EXERCISE BRIEF »
Select each line in the items below that contains the word "sweet". Case matters.

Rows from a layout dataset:
>> start
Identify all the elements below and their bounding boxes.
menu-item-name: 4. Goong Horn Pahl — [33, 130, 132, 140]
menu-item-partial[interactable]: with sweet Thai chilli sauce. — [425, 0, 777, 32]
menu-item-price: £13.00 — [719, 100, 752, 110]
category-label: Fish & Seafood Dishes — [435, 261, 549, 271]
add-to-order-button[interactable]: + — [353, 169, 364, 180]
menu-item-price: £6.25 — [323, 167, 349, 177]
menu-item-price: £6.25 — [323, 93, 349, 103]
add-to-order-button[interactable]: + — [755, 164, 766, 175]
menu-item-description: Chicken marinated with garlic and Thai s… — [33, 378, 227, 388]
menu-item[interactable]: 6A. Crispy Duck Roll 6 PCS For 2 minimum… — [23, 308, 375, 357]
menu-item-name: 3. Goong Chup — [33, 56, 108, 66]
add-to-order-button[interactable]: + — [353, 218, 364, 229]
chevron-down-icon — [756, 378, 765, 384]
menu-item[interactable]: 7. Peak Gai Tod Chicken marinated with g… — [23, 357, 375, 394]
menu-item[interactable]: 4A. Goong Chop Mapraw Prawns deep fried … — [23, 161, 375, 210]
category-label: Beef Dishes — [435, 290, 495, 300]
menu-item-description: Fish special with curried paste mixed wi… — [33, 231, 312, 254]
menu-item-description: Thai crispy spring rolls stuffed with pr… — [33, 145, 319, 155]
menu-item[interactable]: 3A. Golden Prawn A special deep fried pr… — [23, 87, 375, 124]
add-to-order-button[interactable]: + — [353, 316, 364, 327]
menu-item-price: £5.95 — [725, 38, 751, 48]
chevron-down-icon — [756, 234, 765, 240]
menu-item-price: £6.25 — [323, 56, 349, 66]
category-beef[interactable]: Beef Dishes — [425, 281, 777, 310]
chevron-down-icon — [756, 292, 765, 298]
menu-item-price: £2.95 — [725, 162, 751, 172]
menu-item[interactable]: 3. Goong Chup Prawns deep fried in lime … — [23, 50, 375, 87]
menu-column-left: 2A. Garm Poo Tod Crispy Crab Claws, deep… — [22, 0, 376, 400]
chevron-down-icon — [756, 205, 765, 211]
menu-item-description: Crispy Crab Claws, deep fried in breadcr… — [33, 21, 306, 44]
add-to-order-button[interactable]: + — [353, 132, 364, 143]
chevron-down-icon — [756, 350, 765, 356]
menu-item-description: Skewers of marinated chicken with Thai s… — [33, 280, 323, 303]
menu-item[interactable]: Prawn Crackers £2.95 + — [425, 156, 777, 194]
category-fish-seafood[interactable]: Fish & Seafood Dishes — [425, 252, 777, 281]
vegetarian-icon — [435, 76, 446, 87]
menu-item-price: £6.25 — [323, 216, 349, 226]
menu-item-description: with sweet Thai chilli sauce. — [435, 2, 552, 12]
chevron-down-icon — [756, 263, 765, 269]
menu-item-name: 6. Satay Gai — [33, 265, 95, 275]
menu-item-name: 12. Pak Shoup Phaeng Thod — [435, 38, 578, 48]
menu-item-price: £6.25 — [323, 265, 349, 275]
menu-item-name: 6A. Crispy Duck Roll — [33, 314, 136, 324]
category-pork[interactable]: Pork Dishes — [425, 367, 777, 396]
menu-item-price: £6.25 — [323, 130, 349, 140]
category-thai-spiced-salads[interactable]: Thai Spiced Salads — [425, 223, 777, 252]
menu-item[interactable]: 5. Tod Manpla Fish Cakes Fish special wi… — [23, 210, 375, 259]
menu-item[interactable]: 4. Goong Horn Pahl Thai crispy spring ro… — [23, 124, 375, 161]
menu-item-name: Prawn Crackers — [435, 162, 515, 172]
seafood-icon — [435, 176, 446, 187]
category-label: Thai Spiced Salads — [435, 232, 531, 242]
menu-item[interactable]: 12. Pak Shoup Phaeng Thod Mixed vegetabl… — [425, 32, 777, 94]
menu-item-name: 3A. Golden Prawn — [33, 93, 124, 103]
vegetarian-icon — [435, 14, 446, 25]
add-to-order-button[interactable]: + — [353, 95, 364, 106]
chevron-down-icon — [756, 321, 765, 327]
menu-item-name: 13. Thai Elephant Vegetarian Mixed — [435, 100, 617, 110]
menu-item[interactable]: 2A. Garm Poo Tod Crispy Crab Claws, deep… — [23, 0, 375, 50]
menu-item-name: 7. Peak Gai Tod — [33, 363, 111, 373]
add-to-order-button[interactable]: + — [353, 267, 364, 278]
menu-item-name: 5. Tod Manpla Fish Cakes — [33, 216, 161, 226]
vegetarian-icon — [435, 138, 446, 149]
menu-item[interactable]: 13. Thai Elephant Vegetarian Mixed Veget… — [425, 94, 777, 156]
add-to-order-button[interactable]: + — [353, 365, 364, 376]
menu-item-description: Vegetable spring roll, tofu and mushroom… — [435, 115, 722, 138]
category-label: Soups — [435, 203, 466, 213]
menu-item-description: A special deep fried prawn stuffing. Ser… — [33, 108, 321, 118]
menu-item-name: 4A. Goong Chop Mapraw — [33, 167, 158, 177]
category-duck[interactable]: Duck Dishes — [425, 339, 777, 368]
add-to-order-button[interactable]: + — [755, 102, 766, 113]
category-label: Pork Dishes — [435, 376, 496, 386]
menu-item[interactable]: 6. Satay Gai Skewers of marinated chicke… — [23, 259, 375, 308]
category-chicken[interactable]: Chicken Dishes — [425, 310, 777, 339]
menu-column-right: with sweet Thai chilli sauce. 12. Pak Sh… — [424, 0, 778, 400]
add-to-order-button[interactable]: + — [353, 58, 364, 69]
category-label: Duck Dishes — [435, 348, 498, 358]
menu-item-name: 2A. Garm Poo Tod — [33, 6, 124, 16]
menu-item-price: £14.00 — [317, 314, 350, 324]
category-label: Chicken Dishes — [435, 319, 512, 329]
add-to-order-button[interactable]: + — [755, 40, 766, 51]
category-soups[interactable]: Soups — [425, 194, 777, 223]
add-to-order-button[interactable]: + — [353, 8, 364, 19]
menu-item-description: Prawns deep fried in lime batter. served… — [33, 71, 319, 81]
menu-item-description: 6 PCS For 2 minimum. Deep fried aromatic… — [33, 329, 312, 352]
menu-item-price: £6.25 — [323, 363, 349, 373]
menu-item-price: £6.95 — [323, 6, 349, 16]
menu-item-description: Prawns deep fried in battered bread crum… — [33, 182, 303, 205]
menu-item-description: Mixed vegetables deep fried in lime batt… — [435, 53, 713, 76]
>> end
TASK RESULT »
menu-item-partial[interactable]: with sweet Thai chilli sauce. — [425, 0, 777, 32]
menu-item-description: with sweet Thai chilli sauce. — [435, 2, 552, 12]
menu-column-right: with sweet Thai chilli sauce. 12. Pak Sh… — [424, 0, 778, 400]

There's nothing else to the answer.